Short exercise
Pick out every line of the entries below where "услугу" occurs, and copy those lines.

Input data

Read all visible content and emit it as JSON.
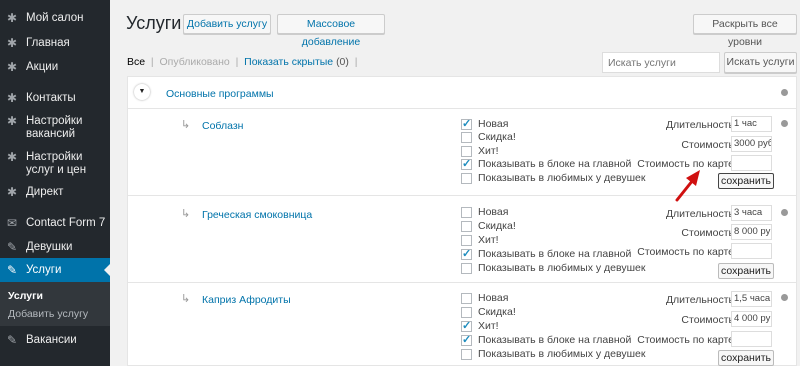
{
  "sidebar": {
    "items": [
      {
        "label": "Мой салон",
        "icon": "gear-icon"
      },
      {
        "label": "Главная",
        "icon": "gear-icon"
      },
      {
        "label": "Акции",
        "icon": "gear-icon"
      },
      {
        "label": "Контакты",
        "icon": "gear-icon"
      },
      {
        "label": "Настройки вакансий",
        "icon": "gear-icon"
      },
      {
        "label": "Настройки услуг и цен",
        "icon": "gear-icon"
      },
      {
        "label": "Директ",
        "icon": "gear-icon"
      },
      {
        "label": "Contact Form 7",
        "icon": "envelope-icon"
      },
      {
        "label": "Девушки",
        "icon": "pin-icon"
      },
      {
        "label": "Услуги",
        "icon": "pin-icon"
      },
      {
        "label": "Вакансии",
        "icon": "pin-icon"
      }
    ],
    "submenu": [
      "Услуги",
      "Добавить услугу"
    ]
  },
  "header": {
    "title": "Услуги",
    "add_label": "Добавить услугу",
    "bulk_label": "Массовое добавление",
    "expand_label": "Раскрыть все уровни"
  },
  "filters": {
    "all": "Все",
    "published": "Опубликовано",
    "show_hidden": "Показать скрытые",
    "hidden_count": "(0)"
  },
  "search": {
    "placeholder": "Искать услуги",
    "button": "Искать услуги"
  },
  "category": {
    "name": "Основные программы"
  },
  "labels": {
    "new": "Новая",
    "discount": "Скидка!",
    "hit": "Хит!",
    "show_home": "Показывать в блоке на главной",
    "show_fav": "Показывать в любимых у девушек",
    "duration": "Длительность",
    "price": "Стоимость",
    "card_price": "Стоимость по карте",
    "save": "сохранить"
  },
  "services": [
    {
      "name": "Соблазн",
      "checks": [
        true,
        false,
        false,
        true,
        false
      ],
      "duration": "1 час",
      "price": "3000 руб.",
      "card_price": ""
    },
    {
      "name": "Греческая смоковница",
      "checks": [
        false,
        false,
        false,
        true,
        false
      ],
      "duration": "3 часа",
      "price": "8 000 руб.",
      "card_price": ""
    },
    {
      "name": "Каприз Афродиты",
      "checks": [
        false,
        false,
        true,
        true,
        false
      ],
      "duration": "1,5 часа",
      "price": "4 000 руб.",
      "card_price": ""
    }
  ],
  "colors": {
    "sidebar": "#23282d",
    "active": "#0073aa",
    "link": "#0073aa",
    "arrow": "#d01010"
  }
}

Solved problem
      "Добавить услугу"
    "add_label": "Добавить услугу",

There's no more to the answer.